Some records
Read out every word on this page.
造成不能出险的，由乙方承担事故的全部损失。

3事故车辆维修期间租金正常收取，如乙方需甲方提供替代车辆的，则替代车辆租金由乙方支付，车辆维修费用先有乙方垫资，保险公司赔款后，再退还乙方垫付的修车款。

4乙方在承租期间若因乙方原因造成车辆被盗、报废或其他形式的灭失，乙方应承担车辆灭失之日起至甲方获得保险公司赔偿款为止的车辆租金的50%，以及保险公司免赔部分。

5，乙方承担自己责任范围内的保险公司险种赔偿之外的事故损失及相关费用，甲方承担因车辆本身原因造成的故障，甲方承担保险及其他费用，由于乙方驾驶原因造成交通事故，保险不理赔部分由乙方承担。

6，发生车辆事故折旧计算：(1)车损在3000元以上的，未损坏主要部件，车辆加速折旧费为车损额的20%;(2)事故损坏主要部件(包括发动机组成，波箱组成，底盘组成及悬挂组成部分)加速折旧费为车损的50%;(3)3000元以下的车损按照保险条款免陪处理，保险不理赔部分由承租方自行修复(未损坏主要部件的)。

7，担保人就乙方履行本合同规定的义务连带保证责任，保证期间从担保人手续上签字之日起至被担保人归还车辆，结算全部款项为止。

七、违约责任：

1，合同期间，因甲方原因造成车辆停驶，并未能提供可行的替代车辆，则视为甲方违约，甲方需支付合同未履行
* * *
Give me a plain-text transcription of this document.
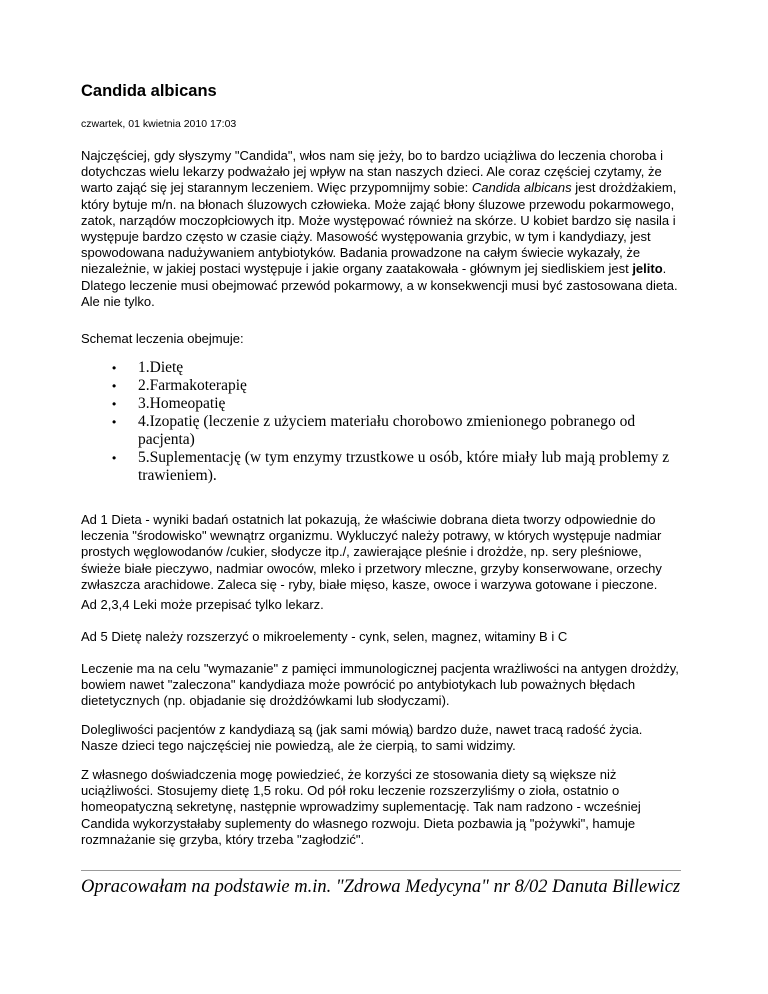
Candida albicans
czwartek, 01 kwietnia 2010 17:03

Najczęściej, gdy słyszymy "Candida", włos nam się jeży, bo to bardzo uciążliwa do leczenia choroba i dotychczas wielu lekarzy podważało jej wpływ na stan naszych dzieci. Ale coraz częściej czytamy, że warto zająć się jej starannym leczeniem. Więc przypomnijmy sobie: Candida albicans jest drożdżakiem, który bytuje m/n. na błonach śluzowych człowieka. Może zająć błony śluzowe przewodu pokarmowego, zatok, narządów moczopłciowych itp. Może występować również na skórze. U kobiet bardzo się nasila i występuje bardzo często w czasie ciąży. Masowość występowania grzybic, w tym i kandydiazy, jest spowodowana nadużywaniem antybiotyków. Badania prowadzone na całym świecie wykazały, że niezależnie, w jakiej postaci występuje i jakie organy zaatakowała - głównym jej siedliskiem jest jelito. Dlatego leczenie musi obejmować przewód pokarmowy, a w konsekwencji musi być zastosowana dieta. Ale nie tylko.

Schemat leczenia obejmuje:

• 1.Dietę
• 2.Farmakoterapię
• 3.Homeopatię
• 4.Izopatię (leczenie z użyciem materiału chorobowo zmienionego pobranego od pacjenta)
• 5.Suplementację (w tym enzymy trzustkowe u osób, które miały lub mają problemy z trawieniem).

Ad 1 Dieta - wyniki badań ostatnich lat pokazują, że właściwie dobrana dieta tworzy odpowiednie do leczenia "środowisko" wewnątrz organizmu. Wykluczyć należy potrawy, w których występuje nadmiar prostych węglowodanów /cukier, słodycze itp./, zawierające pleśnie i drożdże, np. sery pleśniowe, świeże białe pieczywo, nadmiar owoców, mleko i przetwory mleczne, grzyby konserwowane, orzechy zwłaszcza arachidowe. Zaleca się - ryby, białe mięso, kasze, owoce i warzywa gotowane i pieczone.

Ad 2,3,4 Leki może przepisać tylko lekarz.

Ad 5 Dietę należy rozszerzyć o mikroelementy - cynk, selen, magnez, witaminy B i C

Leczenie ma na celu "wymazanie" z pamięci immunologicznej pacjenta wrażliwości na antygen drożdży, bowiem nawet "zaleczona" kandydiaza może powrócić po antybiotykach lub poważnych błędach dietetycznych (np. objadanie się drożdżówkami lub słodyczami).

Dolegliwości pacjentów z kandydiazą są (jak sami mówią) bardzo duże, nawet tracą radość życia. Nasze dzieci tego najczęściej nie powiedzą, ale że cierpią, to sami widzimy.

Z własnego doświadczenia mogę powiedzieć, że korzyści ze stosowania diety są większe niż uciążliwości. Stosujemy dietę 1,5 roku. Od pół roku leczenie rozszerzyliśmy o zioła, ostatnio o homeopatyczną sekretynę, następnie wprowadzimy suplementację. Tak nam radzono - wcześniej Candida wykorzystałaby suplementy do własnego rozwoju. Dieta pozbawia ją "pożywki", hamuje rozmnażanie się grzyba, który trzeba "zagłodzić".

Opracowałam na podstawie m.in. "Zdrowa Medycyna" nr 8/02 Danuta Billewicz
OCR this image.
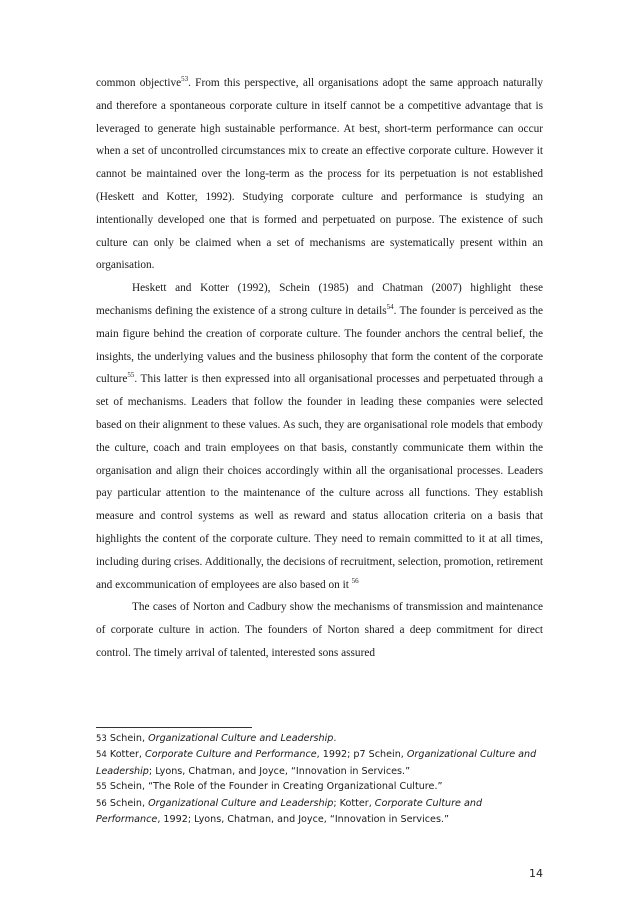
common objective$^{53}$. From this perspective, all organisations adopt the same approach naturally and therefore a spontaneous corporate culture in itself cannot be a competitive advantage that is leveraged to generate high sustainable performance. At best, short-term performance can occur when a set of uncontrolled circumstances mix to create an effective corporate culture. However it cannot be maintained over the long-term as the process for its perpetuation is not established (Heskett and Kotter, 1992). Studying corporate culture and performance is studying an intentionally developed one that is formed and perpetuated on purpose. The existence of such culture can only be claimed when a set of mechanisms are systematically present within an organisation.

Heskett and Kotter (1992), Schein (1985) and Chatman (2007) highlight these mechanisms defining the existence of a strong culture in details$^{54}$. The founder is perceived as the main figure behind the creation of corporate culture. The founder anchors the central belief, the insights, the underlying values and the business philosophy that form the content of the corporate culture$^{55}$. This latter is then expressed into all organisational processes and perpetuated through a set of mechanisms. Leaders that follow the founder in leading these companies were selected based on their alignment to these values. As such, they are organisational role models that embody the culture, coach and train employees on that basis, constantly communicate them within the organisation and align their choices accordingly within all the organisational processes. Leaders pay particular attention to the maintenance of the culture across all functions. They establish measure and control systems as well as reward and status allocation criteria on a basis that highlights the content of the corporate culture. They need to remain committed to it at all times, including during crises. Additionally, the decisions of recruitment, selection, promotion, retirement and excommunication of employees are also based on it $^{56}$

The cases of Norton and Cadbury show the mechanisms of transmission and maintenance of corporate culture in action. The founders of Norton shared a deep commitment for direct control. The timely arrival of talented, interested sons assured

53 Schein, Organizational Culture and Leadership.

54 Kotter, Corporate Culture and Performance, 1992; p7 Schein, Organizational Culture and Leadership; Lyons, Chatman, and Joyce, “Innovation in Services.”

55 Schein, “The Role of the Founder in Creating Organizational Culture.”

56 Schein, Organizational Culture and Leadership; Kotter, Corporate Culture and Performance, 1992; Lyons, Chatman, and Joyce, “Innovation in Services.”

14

## DIRECTIONS FOR THIS TASK
Look through the listing and extract every line with "Organizational" in it.

## SOLUTION FOR THIS PROBLEM
53 Schein, Organizational Culture and Leadership.
54 Kotter, Corporate Culture and Performance, 1992; p7 Schein, Organizational Culture and Leadership; Lyons, Chatman, and Joyce, “Innovation in Services.”
55 Schein, “The Role of the Founder in Creating Organizational Culture.”
56 Schein, Organizational Culture and Leadership; Kotter, Corporate Culture and Performance, 1992; Lyons, Chatman, and Joyce, “Innovation in Services.”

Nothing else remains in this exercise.